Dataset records
- - - -
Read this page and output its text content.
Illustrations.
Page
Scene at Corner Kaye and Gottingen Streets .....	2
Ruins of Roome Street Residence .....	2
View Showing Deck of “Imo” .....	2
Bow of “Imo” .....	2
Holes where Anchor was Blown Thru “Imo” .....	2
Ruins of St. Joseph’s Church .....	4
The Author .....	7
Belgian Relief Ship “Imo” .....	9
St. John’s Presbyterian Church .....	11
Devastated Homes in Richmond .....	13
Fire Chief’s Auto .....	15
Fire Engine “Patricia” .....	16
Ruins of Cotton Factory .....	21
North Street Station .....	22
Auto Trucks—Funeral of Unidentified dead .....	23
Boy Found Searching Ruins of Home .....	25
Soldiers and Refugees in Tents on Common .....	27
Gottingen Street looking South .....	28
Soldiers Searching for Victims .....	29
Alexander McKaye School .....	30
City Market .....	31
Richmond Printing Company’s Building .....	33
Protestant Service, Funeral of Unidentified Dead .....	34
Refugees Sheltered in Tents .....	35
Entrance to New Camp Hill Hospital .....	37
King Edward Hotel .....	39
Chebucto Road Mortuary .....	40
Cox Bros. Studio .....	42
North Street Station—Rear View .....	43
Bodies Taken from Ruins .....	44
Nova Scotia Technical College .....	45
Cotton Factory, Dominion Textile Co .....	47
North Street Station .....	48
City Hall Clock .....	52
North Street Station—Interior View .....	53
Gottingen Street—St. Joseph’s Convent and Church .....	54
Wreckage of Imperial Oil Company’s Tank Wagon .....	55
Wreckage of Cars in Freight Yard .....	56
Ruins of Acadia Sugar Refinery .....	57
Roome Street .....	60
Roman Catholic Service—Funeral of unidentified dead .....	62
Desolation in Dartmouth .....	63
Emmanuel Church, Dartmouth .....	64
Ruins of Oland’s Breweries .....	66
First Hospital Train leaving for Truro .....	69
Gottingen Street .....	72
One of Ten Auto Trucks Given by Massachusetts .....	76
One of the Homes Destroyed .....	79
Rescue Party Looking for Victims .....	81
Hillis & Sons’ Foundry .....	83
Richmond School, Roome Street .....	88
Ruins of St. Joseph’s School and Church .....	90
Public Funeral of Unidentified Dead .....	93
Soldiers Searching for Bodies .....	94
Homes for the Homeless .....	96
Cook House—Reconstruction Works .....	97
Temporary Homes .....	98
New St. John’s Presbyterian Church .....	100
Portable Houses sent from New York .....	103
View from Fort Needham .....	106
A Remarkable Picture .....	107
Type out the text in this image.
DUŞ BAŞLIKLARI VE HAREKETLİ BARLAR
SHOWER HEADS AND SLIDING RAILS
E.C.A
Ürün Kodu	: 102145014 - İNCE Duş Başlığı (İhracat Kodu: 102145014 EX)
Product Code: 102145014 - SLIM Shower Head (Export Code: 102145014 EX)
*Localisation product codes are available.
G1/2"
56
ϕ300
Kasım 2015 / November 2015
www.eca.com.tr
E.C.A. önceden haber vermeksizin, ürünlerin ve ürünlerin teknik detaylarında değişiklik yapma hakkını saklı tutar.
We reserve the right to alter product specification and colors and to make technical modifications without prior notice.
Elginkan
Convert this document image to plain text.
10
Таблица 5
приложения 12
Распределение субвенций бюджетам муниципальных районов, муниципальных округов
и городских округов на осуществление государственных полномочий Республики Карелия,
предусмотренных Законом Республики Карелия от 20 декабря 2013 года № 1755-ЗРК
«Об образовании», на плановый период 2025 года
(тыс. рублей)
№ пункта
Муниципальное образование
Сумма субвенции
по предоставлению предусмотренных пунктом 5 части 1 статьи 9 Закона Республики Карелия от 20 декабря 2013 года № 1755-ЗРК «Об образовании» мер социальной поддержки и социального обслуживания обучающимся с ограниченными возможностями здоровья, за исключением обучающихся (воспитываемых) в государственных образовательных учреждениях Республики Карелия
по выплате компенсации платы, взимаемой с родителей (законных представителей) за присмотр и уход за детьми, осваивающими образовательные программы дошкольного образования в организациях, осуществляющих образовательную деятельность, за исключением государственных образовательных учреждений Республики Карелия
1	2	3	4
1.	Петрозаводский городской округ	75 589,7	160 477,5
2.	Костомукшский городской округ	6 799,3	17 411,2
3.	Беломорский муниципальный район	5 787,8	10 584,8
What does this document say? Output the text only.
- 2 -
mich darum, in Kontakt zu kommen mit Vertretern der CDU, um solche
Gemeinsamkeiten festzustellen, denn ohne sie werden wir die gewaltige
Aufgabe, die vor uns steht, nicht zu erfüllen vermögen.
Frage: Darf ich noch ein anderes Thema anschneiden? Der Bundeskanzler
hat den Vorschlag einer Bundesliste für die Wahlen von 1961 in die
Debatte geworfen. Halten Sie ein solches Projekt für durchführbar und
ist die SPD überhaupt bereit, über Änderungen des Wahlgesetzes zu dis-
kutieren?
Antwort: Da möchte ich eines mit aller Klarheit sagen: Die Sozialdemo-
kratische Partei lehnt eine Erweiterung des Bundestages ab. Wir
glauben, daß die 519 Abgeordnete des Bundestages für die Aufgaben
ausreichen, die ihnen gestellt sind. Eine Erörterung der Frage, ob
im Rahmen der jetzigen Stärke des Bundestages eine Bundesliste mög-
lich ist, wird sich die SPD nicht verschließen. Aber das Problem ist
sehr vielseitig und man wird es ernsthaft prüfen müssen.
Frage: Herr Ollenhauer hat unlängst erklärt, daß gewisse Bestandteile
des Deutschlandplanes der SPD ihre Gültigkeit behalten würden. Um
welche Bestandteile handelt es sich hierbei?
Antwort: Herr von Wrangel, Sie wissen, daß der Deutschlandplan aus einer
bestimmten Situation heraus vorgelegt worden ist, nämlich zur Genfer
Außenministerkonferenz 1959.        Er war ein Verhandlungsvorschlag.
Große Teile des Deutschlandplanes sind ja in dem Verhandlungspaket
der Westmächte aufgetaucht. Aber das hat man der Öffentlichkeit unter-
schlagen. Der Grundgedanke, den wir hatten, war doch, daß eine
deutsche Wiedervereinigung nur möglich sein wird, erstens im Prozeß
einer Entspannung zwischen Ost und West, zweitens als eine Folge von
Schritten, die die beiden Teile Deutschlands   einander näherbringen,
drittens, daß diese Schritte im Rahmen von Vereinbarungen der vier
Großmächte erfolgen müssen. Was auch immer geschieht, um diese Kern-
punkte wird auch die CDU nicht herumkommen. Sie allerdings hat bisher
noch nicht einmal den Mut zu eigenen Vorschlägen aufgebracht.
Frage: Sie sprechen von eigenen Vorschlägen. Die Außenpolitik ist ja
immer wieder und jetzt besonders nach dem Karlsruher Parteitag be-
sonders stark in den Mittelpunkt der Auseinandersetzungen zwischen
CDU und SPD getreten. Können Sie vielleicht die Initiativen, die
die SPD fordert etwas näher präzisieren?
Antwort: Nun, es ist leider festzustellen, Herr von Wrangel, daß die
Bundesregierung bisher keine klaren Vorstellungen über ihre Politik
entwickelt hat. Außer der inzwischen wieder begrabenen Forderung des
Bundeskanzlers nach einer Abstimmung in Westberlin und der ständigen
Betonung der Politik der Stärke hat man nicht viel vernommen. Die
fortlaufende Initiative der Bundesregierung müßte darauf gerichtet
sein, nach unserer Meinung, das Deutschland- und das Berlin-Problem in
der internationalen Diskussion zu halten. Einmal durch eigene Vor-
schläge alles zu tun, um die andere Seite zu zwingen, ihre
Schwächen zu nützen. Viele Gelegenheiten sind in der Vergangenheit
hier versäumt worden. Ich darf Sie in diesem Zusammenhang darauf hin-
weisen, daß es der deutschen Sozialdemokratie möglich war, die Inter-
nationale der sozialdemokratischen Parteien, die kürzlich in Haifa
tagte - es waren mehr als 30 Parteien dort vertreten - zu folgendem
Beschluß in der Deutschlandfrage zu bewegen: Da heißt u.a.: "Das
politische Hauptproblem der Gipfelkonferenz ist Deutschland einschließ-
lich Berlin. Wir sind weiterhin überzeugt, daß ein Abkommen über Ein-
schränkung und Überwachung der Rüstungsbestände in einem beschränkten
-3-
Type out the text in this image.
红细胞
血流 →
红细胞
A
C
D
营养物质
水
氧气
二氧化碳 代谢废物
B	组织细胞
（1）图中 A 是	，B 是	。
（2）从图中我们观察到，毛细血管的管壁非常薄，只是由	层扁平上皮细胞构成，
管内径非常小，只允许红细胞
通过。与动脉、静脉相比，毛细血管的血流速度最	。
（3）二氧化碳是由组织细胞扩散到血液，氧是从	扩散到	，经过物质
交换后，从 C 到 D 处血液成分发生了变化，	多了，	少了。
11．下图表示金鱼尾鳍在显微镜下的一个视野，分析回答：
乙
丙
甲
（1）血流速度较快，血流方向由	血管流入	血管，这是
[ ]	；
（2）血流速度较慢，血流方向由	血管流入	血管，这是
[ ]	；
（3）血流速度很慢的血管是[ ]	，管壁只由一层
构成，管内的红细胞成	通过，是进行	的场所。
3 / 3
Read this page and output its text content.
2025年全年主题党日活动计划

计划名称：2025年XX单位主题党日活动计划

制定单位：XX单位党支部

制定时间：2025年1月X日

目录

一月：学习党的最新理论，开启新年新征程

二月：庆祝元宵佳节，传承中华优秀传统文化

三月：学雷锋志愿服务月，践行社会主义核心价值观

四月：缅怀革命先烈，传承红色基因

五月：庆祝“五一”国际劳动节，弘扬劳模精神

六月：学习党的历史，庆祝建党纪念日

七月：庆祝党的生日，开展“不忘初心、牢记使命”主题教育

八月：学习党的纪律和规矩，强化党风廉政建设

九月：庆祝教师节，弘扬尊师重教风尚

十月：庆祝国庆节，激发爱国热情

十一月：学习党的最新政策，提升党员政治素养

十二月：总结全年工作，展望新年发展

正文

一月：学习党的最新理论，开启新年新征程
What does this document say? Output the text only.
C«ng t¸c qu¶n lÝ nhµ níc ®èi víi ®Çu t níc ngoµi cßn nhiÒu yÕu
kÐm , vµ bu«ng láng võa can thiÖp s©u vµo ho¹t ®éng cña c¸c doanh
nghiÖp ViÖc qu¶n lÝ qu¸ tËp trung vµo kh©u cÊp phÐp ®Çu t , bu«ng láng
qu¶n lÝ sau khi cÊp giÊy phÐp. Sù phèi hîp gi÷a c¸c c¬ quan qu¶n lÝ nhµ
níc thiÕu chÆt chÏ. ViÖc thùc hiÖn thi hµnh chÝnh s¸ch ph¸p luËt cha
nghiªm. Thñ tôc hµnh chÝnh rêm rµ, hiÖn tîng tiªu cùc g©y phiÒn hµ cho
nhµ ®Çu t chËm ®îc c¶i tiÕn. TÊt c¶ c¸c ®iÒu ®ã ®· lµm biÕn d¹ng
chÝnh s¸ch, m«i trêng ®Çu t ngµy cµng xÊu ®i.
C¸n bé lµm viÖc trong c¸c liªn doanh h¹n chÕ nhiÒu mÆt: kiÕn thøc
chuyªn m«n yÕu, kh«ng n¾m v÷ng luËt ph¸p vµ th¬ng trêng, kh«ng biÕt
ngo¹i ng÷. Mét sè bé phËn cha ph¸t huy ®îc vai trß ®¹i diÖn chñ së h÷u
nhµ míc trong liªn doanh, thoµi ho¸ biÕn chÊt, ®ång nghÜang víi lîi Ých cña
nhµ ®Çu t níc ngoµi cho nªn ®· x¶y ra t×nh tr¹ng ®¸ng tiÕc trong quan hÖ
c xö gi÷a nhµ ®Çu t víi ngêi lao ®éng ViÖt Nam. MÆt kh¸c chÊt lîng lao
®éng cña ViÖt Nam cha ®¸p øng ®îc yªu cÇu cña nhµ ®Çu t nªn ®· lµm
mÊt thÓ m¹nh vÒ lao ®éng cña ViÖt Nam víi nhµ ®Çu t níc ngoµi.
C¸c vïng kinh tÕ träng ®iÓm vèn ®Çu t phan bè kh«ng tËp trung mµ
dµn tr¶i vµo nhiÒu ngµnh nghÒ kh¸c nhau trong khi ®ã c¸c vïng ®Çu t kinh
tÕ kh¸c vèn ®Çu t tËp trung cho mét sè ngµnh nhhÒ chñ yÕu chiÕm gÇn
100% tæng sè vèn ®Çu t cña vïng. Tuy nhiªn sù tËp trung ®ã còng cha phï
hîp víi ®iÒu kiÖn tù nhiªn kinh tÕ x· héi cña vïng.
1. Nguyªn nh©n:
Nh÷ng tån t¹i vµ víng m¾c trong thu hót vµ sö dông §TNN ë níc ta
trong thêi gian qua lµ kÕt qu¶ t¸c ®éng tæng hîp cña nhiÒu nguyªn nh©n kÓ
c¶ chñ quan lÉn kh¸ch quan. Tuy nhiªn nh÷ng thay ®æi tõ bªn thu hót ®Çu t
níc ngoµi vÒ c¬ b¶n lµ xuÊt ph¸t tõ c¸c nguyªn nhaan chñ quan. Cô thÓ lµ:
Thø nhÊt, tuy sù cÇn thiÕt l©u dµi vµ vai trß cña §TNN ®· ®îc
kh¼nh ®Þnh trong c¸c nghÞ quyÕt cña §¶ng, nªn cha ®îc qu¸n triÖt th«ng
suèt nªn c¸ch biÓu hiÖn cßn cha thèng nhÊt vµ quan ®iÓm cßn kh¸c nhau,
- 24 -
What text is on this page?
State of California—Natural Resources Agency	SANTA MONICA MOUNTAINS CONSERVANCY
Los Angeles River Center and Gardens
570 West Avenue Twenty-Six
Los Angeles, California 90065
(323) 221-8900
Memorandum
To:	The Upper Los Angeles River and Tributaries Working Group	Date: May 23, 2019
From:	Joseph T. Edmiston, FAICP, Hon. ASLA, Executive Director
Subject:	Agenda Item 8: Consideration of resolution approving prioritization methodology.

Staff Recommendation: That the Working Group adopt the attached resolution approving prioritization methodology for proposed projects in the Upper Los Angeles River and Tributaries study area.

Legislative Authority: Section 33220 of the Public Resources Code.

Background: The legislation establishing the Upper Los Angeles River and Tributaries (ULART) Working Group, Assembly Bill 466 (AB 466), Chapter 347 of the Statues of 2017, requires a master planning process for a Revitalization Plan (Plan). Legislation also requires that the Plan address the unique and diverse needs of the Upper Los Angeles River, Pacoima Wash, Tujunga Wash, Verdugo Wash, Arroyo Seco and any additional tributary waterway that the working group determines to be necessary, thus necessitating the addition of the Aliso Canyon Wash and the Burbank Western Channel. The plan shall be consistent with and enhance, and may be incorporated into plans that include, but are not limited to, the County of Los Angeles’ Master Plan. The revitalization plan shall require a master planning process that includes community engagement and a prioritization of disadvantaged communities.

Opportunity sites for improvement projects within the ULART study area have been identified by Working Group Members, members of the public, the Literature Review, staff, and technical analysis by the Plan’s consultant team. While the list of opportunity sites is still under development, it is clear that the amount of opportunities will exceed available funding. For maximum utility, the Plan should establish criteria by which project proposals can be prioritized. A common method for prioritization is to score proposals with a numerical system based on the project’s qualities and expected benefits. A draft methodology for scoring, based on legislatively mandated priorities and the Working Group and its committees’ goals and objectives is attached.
- - - -
* _Given exercise_
Copy every line from the entries that contains the word "Station".

* _Final answer_
North Street Station .....	22
North Street Station—Rear View .....	43
North Street Station .....	48
North Street Station—Interior View .....	53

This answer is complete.